Identify the lines that contain the word "text" and copy each one.

--*--

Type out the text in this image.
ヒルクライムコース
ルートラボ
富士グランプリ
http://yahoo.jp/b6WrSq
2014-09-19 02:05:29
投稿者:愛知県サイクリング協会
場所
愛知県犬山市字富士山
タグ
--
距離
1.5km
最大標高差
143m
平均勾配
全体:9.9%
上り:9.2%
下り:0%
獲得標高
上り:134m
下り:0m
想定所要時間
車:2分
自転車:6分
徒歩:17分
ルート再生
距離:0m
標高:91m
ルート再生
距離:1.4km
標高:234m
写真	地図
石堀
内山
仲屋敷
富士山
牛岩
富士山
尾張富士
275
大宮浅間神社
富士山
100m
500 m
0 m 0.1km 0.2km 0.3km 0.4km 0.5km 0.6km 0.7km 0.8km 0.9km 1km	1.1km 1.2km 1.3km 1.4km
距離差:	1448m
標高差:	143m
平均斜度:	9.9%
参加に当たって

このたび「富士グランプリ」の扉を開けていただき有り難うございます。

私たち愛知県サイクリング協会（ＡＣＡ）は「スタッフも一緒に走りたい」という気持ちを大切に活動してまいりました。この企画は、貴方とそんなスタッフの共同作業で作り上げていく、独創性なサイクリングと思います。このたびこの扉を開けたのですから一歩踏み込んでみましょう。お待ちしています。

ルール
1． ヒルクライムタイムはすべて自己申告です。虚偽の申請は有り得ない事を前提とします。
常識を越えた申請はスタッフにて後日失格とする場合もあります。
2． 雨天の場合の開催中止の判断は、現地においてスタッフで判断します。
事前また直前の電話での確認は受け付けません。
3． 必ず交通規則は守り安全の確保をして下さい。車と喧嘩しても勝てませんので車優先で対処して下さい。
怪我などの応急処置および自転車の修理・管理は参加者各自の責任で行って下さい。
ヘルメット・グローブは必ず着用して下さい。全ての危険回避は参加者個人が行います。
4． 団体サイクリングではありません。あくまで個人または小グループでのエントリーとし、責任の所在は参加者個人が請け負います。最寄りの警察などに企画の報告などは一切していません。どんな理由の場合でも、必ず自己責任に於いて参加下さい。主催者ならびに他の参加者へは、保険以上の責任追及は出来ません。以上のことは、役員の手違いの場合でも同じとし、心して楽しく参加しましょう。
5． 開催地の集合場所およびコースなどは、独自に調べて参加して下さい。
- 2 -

--*--

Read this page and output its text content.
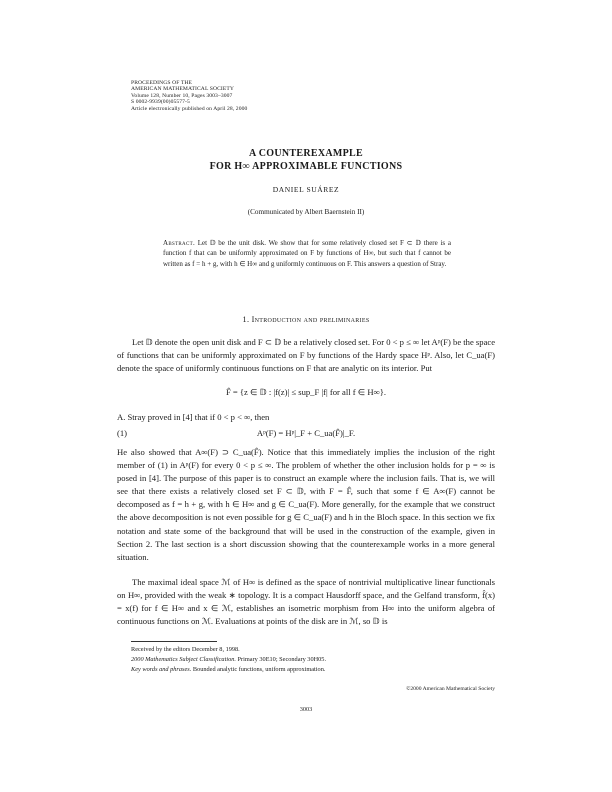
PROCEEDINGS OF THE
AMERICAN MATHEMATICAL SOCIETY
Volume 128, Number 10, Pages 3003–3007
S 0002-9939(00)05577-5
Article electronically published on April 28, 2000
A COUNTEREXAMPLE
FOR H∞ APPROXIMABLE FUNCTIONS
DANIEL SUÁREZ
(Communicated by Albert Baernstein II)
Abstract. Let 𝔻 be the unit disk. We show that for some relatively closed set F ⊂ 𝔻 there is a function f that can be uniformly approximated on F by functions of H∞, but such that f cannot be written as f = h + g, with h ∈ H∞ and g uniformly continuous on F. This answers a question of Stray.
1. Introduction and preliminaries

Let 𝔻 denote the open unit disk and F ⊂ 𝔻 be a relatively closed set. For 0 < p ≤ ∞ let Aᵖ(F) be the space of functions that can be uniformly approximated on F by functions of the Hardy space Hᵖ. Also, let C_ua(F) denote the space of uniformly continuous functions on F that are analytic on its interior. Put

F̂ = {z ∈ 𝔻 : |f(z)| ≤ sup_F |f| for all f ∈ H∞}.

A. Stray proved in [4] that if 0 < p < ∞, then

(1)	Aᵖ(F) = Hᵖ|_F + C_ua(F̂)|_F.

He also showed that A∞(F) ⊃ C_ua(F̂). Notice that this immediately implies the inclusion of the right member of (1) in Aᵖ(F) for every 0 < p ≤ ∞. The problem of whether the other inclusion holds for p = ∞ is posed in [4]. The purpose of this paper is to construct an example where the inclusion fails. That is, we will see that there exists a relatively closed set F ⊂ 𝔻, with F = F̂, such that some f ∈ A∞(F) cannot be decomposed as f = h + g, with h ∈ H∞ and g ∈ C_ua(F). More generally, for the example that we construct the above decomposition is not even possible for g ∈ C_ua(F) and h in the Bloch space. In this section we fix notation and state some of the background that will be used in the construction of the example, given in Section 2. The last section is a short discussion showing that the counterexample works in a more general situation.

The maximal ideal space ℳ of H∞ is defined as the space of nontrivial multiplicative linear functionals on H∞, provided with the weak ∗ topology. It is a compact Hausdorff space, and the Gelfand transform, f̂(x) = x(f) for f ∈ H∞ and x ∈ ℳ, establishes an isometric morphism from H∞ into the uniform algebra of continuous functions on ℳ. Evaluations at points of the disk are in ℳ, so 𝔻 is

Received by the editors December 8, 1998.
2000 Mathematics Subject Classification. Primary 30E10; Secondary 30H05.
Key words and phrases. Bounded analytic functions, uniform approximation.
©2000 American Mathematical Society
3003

--*--

• _Complete answer_
Type out the text in this image.
Read this page and output its text content.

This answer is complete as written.